Dataset items:
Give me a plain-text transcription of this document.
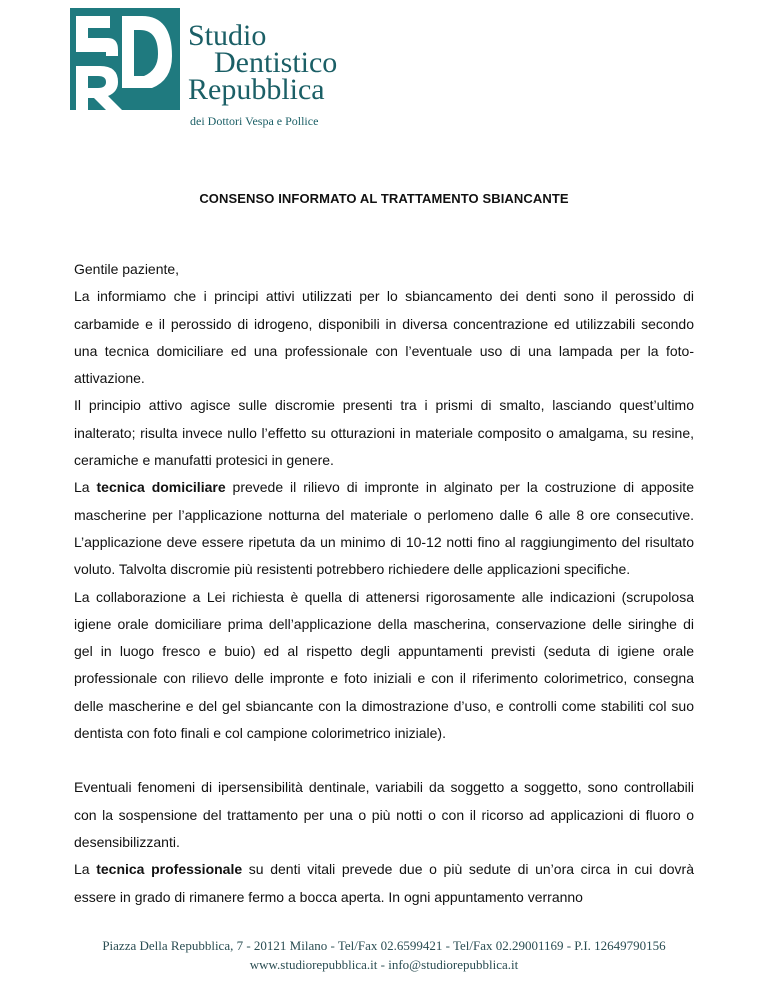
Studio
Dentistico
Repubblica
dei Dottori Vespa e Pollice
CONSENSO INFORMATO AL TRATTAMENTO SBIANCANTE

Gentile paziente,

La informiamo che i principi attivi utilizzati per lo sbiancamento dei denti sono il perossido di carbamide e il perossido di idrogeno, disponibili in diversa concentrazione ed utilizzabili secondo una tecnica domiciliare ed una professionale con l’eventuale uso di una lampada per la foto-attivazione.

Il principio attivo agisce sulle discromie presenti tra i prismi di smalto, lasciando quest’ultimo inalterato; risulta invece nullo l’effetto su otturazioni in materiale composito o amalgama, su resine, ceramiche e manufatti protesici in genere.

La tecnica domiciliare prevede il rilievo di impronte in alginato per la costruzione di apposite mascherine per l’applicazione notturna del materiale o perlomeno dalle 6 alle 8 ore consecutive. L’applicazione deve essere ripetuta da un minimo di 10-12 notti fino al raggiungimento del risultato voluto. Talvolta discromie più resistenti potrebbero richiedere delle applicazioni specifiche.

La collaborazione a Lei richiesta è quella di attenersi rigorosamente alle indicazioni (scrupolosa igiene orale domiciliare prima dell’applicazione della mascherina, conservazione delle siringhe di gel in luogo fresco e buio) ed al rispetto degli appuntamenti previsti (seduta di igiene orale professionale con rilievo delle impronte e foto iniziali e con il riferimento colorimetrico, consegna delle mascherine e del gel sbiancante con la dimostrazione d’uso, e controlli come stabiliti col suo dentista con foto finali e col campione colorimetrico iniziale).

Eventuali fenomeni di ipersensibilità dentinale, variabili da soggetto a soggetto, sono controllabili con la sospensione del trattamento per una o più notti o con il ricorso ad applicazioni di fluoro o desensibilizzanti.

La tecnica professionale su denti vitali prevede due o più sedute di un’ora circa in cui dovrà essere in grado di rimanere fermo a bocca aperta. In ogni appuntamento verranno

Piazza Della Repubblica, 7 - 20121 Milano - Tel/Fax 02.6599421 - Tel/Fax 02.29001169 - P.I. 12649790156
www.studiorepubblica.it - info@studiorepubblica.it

==

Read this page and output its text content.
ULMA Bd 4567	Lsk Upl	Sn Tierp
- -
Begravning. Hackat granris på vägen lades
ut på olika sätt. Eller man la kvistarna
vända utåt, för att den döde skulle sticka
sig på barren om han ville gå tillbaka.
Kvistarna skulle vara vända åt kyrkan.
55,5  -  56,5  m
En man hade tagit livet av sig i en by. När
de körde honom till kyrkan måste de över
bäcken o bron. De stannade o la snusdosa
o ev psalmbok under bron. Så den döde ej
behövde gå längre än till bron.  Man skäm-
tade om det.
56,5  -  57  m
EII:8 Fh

- DESCRIPTION OF THE TASK
Filter the listing above by the word "kyrkan"; copy each line that passes.

- RESPONSE
Kvistarna skulle vara vända åt kyrkan.
de körde honom till kyrkan måste de över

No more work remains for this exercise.